**Dataset items**
########################################
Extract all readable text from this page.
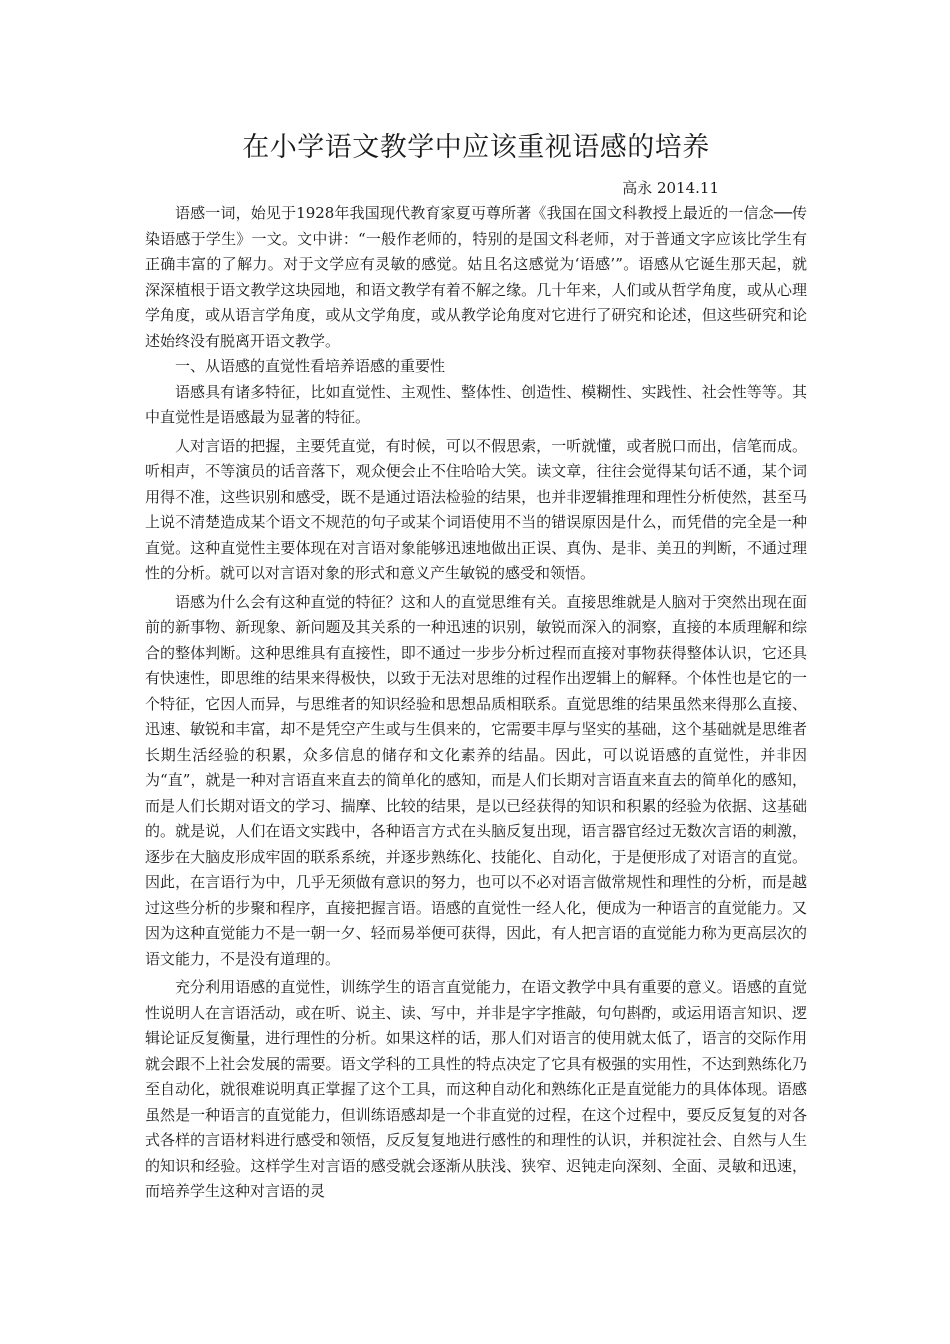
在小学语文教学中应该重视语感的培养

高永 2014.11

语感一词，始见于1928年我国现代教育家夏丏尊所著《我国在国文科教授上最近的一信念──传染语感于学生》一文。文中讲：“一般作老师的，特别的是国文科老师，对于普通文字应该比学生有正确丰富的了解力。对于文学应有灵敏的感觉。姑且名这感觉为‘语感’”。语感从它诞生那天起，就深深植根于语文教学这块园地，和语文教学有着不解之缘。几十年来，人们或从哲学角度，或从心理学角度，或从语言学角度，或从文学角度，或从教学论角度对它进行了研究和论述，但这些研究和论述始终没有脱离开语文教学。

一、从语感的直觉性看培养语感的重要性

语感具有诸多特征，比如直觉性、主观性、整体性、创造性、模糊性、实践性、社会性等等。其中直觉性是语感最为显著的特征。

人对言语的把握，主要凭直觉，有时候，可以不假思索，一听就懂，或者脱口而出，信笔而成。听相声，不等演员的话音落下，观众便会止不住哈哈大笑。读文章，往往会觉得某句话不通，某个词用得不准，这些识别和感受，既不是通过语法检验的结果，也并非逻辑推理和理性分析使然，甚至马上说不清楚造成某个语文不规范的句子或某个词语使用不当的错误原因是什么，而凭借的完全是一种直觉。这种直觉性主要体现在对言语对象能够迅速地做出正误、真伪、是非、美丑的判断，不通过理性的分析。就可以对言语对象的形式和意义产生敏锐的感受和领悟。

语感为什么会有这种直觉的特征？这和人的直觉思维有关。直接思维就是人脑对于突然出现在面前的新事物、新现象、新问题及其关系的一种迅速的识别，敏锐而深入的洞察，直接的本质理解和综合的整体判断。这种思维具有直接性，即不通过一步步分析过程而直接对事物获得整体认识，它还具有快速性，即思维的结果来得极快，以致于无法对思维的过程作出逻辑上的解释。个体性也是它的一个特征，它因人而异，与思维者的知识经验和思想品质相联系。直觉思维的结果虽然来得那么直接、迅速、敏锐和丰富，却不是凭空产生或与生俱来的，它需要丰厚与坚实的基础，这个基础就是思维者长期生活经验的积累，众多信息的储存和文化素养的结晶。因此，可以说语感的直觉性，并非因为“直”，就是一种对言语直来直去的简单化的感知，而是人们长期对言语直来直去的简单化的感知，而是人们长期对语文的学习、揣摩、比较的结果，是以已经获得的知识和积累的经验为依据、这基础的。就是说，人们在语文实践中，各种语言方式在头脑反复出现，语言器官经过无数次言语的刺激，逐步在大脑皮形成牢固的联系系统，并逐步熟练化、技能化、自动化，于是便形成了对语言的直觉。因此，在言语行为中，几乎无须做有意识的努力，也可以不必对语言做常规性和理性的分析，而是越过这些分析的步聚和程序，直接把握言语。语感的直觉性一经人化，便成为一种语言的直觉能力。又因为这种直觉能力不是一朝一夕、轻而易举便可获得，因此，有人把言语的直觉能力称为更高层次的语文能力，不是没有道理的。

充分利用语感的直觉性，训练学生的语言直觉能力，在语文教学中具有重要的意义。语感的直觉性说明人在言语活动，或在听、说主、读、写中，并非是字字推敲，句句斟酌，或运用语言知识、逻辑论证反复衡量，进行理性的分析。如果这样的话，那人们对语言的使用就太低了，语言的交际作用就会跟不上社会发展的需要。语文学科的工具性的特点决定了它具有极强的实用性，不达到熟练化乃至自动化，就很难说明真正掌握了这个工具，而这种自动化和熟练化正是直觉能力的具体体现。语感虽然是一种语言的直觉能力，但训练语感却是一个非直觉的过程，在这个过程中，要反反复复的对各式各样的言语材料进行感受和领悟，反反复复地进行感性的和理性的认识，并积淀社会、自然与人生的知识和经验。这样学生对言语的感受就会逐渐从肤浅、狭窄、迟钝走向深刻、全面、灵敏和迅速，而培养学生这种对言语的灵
########################################
**Aim of the task**
Retype all the records shown above, character for character. Omit every picture.

**Problem solution**
Extract all readable text from this page.
在小学语文教学中应该重视语感的培养

高永 2014.11

语感一词，始见于1928年我国现代教育家夏丏尊所著《我国在国文科教授上最近的一信念──传染语感于学生》一文。文中讲：“一般作老师的，特别的是国文科老师，对于普通文字应该比学生有正确丰富的了解力。对于文学应有灵敏的感觉。姑且名这感觉为‘语感’”。语感从它诞生那天起，就深深植根于语文教学这块园地，和语文教学有着不解之缘。几十年来，人们或从哲学角度，或从心理学角度，或从语言学角度，或从文学角度，或从教学论角度对它进行了研究和论述，但这些研究和论述始终没有脱离开语文教学。

一、从语感的直觉性看培养语感的重要性

语感具有诸多特征，比如直觉性、主观性、整体性、创造性、模糊性、实践性、社会性等等。其中直觉性是语感最为显著的特征。

人对言语的把握，主要凭直觉，有时候，可以不假思索，一听就懂，或者脱口而出，信笔而成。听相声，不等演员的话音落下，观众便会止不住哈哈大笑。读文章，往往会觉得某句话不通，某个词用得不准，这些识别和感受，既不是通过语法检验的结果，也并非逻辑推理和理性分析使然，甚至马上说不清楚造成某个语文不规范的句子或某个词语使用不当的错误原因是什么，而凭借的完全是一种直觉。这种直觉性主要体现在对言语对象能够迅速地做出正误、真伪、是非、美丑的判断，不通过理性的分析。就可以对言语对象的形式和意义产生敏锐的感受和领悟。

语感为什么会有这种直觉的特征？这和人的直觉思维有关。直接思维就是人脑对于突然出现在面前的新事物、新现象、新问题及其关系的一种迅速的识别，敏锐而深入的洞察，直接的本质理解和综合的整体判断。这种思维具有直接性，即不通过一步步分析过程而直接对事物获得整体认识，它还具有快速性，即思维的结果来得极快，以致于无法对思维的过程作出逻辑上的解释。个体性也是它的一个特征，它因人而异，与思维者的知识经验和思想品质相联系。直觉思维的结果虽然来得那么直接、迅速、敏锐和丰富，却不是凭空产生或与生俱来的，它需要丰厚与坚实的基础，这个基础就是思维者长期生活经验的积累，众多信息的储存和文化素养的结晶。因此，可以说语感的直觉性，并非因为“直”，就是一种对言语直来直去的简单化的感知，而是人们长期对言语直来直去的简单化的感知，而是人们长期对语文的学习、揣摩、比较的结果，是以已经获得的知识和积累的经验为依据、这基础的。就是说，人们在语文实践中，各种语言方式在头脑反复出现，语言器官经过无数次言语的刺激，逐步在大脑皮形成牢固的联系系统，并逐步熟练化、技能化、自动化，于是便形成了对语言的直觉。因此，在言语行为中，几乎无须做有意识的努力，也可以不必对语言做常规性和理性的分析，而是越过这些分析的步聚和程序，直接把握言语。语感的直觉性一经人化，便成为一种语言的直觉能力。又因为这种直觉能力不是一朝一夕、轻而易举便可获得，因此，有人把言语的直觉能力称为更高层次的语文能力，不是没有道理的。

充分利用语感的直觉性，训练学生的语言直觉能力，在语文教学中具有重要的意义。语感的直觉性说明人在言语活动，或在听、说主、读、写中，并非是字字推敲，句句斟酌，或运用语言知识、逻辑论证反复衡量，进行理性的分析。如果这样的话，那人们对语言的使用就太低了，语言的交际作用就会跟不上社会发展的需要。语文学科的工具性的特点决定了它具有极强的实用性，不达到熟练化乃至自动化，就很难说明真正掌握了这个工具，而这种自动化和熟练化正是直觉能力的具体体现。语感虽然是一种语言的直觉能力，但训练语感却是一个非直觉的过程，在这个过程中，要反反复复的对各式各样的言语材料进行感受和领悟，反反复复地进行感性的和理性的认识，并积淀社会、自然与人生的知识和经验。这样学生对言语的感受就会逐渐从肤浅、狭窄、迟钝走向深刻、全面、灵敏和迅速，而培养学生这种对言语的灵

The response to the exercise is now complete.